→ **PROBLEM TO WORK ON**:
Report the number of lines containing "myšlenek", with no other words.

→ **DATASET**:
--- Begin ---

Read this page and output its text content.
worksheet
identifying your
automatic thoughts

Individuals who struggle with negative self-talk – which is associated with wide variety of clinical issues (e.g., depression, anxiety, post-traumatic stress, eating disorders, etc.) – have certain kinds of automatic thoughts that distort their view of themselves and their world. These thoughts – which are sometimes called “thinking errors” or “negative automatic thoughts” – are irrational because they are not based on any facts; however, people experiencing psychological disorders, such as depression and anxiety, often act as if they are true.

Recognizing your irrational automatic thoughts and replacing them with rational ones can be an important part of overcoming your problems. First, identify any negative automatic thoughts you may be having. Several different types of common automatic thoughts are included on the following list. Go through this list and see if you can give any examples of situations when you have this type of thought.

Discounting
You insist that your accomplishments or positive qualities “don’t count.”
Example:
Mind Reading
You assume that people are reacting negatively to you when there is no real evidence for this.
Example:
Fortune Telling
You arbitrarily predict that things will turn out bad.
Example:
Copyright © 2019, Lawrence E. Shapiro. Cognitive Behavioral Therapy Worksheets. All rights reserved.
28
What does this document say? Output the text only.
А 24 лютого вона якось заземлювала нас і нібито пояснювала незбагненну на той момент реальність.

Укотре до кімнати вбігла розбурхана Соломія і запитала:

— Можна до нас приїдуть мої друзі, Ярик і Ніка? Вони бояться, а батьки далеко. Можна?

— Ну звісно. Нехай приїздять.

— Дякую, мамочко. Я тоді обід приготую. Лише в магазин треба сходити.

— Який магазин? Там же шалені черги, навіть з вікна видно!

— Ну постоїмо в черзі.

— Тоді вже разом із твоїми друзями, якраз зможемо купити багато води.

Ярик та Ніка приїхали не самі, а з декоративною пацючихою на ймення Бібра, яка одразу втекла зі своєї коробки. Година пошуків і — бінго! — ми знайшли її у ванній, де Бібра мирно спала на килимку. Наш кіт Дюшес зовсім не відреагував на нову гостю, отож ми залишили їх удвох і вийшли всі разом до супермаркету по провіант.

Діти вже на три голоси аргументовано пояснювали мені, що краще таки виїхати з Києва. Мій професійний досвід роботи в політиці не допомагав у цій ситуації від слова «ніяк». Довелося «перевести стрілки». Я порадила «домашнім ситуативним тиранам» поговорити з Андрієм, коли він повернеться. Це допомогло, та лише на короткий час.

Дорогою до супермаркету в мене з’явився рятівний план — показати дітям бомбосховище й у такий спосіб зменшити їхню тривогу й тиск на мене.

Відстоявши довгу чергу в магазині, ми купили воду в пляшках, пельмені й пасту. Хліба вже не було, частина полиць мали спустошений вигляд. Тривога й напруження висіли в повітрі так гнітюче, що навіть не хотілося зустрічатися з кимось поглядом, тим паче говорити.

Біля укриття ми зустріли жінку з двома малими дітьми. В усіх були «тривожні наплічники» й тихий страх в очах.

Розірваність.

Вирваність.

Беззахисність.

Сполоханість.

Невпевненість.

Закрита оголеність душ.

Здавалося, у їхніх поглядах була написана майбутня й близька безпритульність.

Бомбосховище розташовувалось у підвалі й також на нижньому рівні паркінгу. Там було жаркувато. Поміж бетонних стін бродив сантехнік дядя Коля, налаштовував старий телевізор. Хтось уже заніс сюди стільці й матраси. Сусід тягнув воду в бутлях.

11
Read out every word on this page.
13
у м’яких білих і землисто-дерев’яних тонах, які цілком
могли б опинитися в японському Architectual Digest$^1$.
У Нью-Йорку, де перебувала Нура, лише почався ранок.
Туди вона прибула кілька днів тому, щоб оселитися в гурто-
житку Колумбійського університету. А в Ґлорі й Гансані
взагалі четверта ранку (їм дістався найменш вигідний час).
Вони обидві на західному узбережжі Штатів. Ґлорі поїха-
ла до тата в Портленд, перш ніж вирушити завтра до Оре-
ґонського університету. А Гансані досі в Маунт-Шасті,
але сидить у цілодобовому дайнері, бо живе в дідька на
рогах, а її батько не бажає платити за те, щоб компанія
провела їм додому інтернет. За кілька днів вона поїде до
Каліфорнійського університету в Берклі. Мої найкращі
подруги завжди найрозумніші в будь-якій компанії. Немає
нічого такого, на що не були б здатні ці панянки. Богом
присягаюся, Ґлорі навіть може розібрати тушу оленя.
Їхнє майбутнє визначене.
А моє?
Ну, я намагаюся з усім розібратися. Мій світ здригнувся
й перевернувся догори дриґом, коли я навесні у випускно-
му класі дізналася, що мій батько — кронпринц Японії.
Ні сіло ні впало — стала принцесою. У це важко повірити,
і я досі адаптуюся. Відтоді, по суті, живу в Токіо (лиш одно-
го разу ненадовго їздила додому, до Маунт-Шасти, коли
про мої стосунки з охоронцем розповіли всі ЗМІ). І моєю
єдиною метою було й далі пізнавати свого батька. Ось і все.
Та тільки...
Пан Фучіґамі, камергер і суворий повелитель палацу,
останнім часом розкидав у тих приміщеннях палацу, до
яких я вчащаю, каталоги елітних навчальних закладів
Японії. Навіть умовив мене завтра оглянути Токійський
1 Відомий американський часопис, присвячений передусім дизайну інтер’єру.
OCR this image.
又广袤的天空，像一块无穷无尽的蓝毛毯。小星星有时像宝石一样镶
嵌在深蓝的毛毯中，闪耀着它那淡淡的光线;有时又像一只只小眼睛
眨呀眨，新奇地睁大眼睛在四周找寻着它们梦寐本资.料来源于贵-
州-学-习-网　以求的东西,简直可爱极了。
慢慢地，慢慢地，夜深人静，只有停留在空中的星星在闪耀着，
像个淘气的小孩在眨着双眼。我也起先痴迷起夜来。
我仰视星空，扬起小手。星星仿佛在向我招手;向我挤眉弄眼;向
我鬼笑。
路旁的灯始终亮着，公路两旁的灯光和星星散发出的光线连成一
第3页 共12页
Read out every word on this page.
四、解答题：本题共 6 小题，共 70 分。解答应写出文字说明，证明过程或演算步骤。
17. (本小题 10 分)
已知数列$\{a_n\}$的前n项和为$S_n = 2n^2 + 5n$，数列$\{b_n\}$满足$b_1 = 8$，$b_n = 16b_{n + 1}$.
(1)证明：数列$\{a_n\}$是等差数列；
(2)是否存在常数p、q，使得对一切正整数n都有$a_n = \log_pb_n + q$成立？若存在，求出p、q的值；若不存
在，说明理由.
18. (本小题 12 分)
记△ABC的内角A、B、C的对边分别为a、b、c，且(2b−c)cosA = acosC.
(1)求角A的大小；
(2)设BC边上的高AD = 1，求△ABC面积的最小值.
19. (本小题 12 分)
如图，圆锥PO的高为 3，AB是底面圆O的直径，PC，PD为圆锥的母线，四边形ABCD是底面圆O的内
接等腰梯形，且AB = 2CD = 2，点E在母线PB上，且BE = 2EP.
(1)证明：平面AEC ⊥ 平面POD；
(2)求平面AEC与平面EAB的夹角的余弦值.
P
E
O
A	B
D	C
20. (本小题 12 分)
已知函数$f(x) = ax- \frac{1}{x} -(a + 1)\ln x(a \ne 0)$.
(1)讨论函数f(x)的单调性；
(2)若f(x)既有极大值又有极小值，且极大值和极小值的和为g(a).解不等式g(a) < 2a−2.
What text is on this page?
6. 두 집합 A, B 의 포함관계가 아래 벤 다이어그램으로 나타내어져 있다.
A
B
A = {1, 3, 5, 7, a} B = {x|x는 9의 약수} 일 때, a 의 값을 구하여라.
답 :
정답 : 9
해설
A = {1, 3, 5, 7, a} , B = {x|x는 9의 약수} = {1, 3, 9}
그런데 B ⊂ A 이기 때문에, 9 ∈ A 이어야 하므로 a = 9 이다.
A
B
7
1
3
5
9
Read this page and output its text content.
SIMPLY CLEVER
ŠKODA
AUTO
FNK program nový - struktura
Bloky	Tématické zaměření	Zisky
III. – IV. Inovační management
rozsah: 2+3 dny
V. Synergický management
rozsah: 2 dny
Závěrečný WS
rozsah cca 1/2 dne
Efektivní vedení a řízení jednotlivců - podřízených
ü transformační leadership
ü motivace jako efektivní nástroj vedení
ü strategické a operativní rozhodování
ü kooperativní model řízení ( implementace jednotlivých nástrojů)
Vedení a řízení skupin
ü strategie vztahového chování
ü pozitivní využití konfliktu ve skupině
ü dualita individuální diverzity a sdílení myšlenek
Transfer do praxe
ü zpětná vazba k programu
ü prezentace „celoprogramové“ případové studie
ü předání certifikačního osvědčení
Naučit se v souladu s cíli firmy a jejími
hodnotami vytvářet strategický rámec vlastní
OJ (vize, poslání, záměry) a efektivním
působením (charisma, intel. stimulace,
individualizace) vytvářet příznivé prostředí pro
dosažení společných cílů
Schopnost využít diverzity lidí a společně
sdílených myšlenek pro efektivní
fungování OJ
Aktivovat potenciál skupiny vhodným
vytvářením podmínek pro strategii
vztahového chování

--- End ---

→ **EXERCISE SOLUTION**:
2